Collected data entries
● ● ● ●
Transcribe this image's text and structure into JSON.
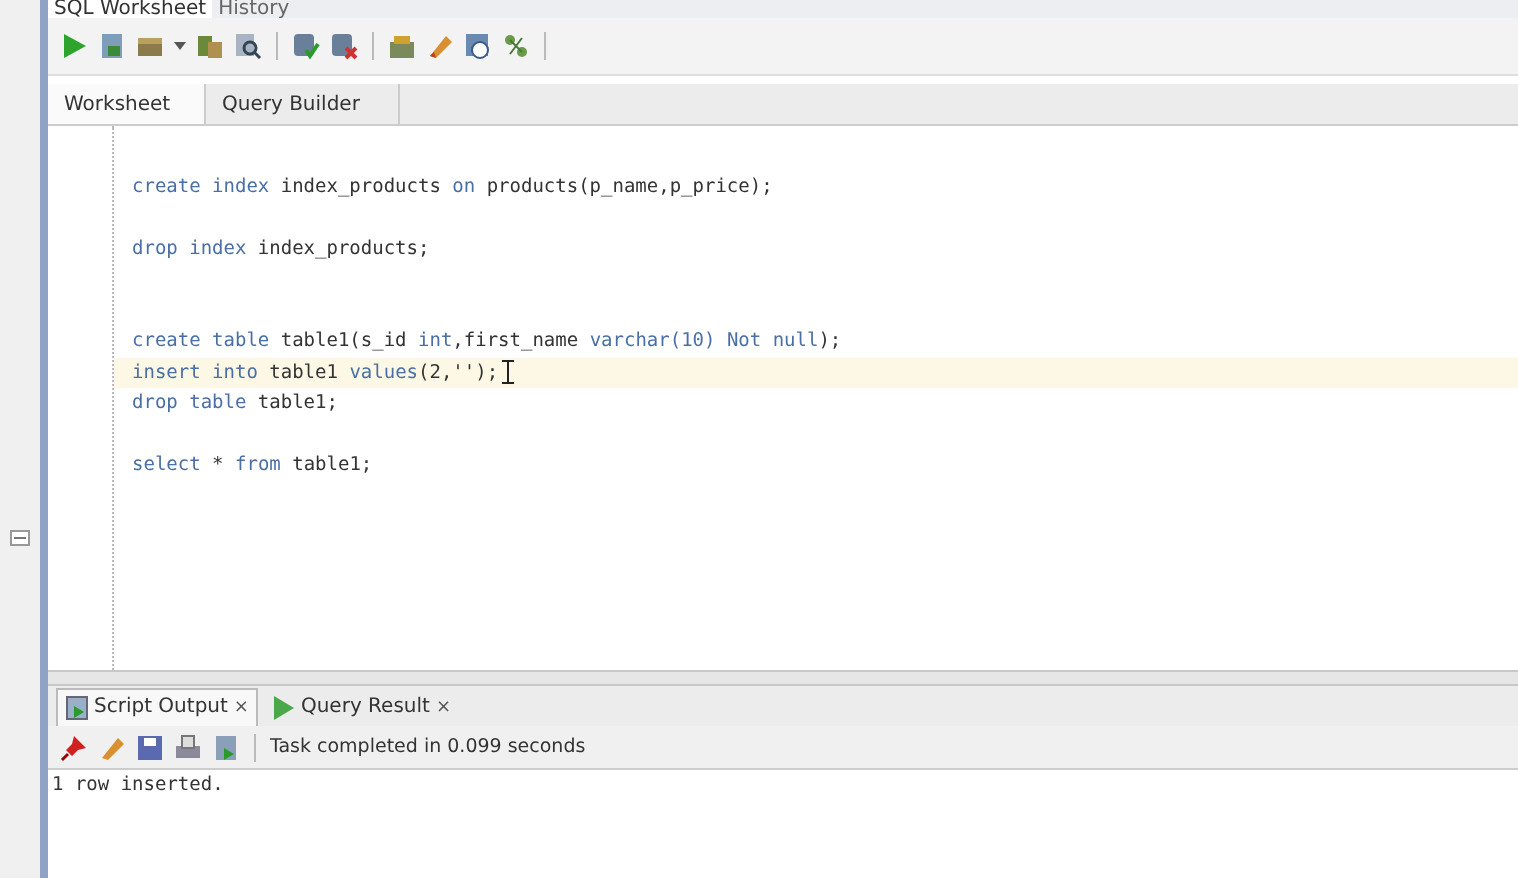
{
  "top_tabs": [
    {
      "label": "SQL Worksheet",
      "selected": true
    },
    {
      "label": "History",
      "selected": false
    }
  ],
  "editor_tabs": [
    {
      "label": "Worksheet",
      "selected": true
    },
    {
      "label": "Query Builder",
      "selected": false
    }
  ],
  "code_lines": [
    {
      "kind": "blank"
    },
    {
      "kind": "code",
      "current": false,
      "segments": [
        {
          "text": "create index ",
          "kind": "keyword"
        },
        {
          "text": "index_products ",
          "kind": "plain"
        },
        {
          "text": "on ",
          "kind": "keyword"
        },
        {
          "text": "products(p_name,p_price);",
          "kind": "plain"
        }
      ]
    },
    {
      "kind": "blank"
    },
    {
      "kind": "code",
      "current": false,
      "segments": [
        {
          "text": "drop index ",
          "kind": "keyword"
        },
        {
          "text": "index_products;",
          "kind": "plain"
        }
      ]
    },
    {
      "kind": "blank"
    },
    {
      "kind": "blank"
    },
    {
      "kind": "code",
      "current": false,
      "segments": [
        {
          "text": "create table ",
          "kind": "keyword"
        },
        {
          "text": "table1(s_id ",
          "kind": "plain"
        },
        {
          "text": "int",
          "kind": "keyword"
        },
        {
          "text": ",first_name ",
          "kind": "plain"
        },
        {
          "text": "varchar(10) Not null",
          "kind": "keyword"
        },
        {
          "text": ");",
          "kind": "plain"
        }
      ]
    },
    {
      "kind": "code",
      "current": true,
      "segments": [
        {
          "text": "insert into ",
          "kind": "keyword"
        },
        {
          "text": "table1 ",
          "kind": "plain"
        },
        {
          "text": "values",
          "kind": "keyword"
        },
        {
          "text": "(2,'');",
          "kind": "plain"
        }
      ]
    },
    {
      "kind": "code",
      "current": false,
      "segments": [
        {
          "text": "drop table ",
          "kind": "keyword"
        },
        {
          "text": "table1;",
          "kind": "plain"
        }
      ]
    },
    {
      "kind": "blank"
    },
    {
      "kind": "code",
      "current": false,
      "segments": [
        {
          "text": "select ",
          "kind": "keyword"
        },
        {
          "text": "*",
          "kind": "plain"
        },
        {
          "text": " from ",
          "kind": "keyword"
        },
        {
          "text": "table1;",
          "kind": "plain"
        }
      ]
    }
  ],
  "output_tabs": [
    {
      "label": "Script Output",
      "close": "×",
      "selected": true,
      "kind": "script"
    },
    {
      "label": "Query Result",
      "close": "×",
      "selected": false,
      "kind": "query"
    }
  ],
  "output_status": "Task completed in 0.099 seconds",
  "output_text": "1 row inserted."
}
● ● ● ●
> _Stated problem_
Copy each line of the preceding data that contains the string "into".

> _The response_
Transcribe this image's text and structure into JSON.
          "text": "insert into ",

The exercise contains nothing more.